◆ **Exercise instructions**: Pictures in the data below are not part of the copy; transcribe everything else exactly.

Collected data entries
⁂

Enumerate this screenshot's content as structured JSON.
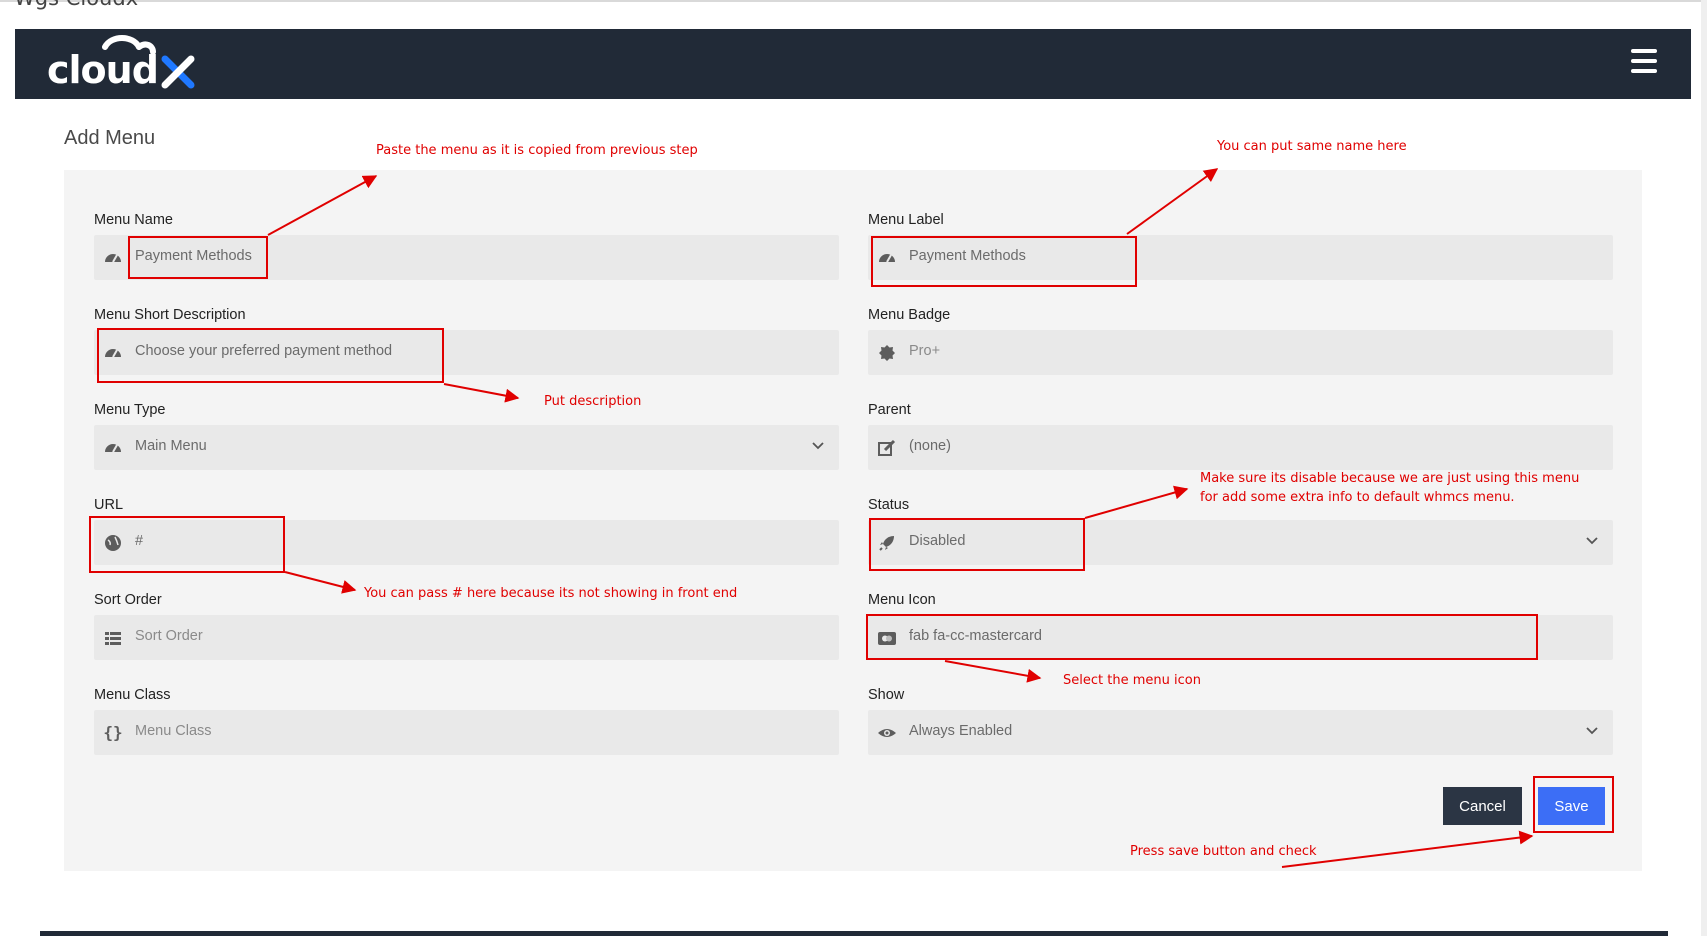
{
  "window": {
    "title": "Wgs Cloudx"
  },
  "header": {
    "logo_text": "cloudx",
    "menu_icon": "hamburger-menu-icon"
  },
  "page": {
    "title": "Add Menu"
  },
  "form": {
    "menu_name": {
      "label": "Menu Name",
      "value": "Payment Methods",
      "icon": "dashboard-gauge-icon"
    },
    "menu_label": {
      "label": "Menu Label",
      "value": "Payment Methods",
      "icon": "dashboard-gauge-icon"
    },
    "short_description": {
      "label": "Menu Short Description",
      "value": "Choose your preferred payment method",
      "icon": "dashboard-gauge-icon"
    },
    "badge": {
      "label": "Menu Badge",
      "value": "Pro+",
      "icon": "badge-icon"
    },
    "menu_type": {
      "label": "Menu Type",
      "value": "Main Menu",
      "icon": "dashboard-gauge-icon"
    },
    "parent": {
      "label": "Parent",
      "value": "(none)",
      "icon": "edit-icon"
    },
    "url": {
      "label": "URL",
      "value": "#",
      "icon": "globe-icon"
    },
    "status": {
      "label": "Status",
      "value": "Disabled",
      "icon": "rocket-icon"
    },
    "sort_order": {
      "label": "Sort Order",
      "placeholder": "Sort Order",
      "icon": "list-icon"
    },
    "menu_icon": {
      "label": "Menu Icon",
      "value": "fab fa-cc-mastercard",
      "icon": "credit-card-icon"
    },
    "menu_class": {
      "label": "Menu Class",
      "placeholder": "Menu Class",
      "icon": "braces-icon"
    },
    "show": {
      "label": "Show",
      "value": "Always Enabled",
      "icon": "eye-icon"
    },
    "cancel_label": "Cancel",
    "save_label": "Save"
  },
  "annotations": {
    "paste_menu": "Paste the menu as it is copied from previous step",
    "same_name": "You can put same name here",
    "description": "Put description",
    "disable_line1": "Make sure its disable because we are just using this menu",
    "disable_line2": "for add some extra info to default whmcs menu.",
    "url_hash": "You can pass # here because its not showing in front end",
    "select_icon": "Select the menu icon",
    "press_save": "Press save button and check"
  },
  "colors": {
    "navbar": "#212a37",
    "save_button": "#3c6ef6",
    "cancel_button": "#2b3544",
    "annotation": "#e00000",
    "field_bg": "#e9e9e9",
    "card_bg": "#f4f4f4"
  }
}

⁂

◆ **Output**:
Enumerate this screenshot's content as structured JSON.
{
  "window": {
    "title": "Wgs Cloudx"
  },
  "header": {
    "logo_text": "cloudx",
    "menu_icon": "hamburger-menu-icon"
  },
  "page": {
    "title": "Add Menu"
  },
  "form": {
    "menu_name": {
      "label": "Menu Name",
      "value": "Payment Methods",
      "icon": "dashboard-gauge-icon"
    },
    "menu_label": {
      "label": "Menu Label",
      "value": "Payment Methods",
      "icon": "dashboard-gauge-icon"
    },
    "short_description": {
      "label": "Menu Short Description",
      "value": "Choose your preferred payment method",
      "icon": "dashboard-gauge-icon"
    },
    "badge": {
      "label": "Menu Badge",
      "value": "Pro+",
      "icon": "badge-icon"
    },
    "menu_type": {
      "label": "Menu Type",
      "value": "Main Menu",
      "icon": "dashboard-gauge-icon"
    },
    "parent": {
      "label": "Parent",
      "value": "(none)",
      "icon": "edit-icon"
    },
    "url": {
      "label": "URL",
      "value": "#",
      "icon": "globe-icon"
    },
    "status": {
      "label": "Status",
      "value": "Disabled",
      "icon": "rocket-icon"
    },
    "sort_order": {
      "label": "Sort Order",
      "placeholder": "Sort Order",
      "icon": "list-icon"
    },
    "menu_icon": {
      "label": "Menu Icon",
      "value": "fab fa-cc-mastercard",
      "icon": "credit-card-icon"
    },
    "menu_class": {
      "label": "Menu Class",
      "placeholder": "Menu Class",
      "icon": "braces-icon"
    },
    "show": {
      "label": "Show",
      "value": "Always Enabled",
      "icon": "eye-icon"
    },
    "cancel_label": "Cancel",
    "save_label": "Save"
  },
  "annotations": {
    "paste_menu": "Paste the menu as it is copied from previous step",
    "same_name": "You can put same name here",
    "description": "Put description",
    "disable_line1": "Make sure its disable because we are just using this menu",
    "disable_line2": "for add some extra info to default whmcs menu.",
    "url_hash": "You can pass # here because its not showing in front end",
    "select_icon": "Select the menu icon",
    "press_save": "Press save button and check"
  },
  "colors": {
    "navbar": "#212a37",
    "save_button": "#3c6ef6",
    "cancel_button": "#2b3544",
    "annotation": "#e00000",
    "field_bg": "#e9e9e9",
    "card_bg": "#f4f4f4"
  }
}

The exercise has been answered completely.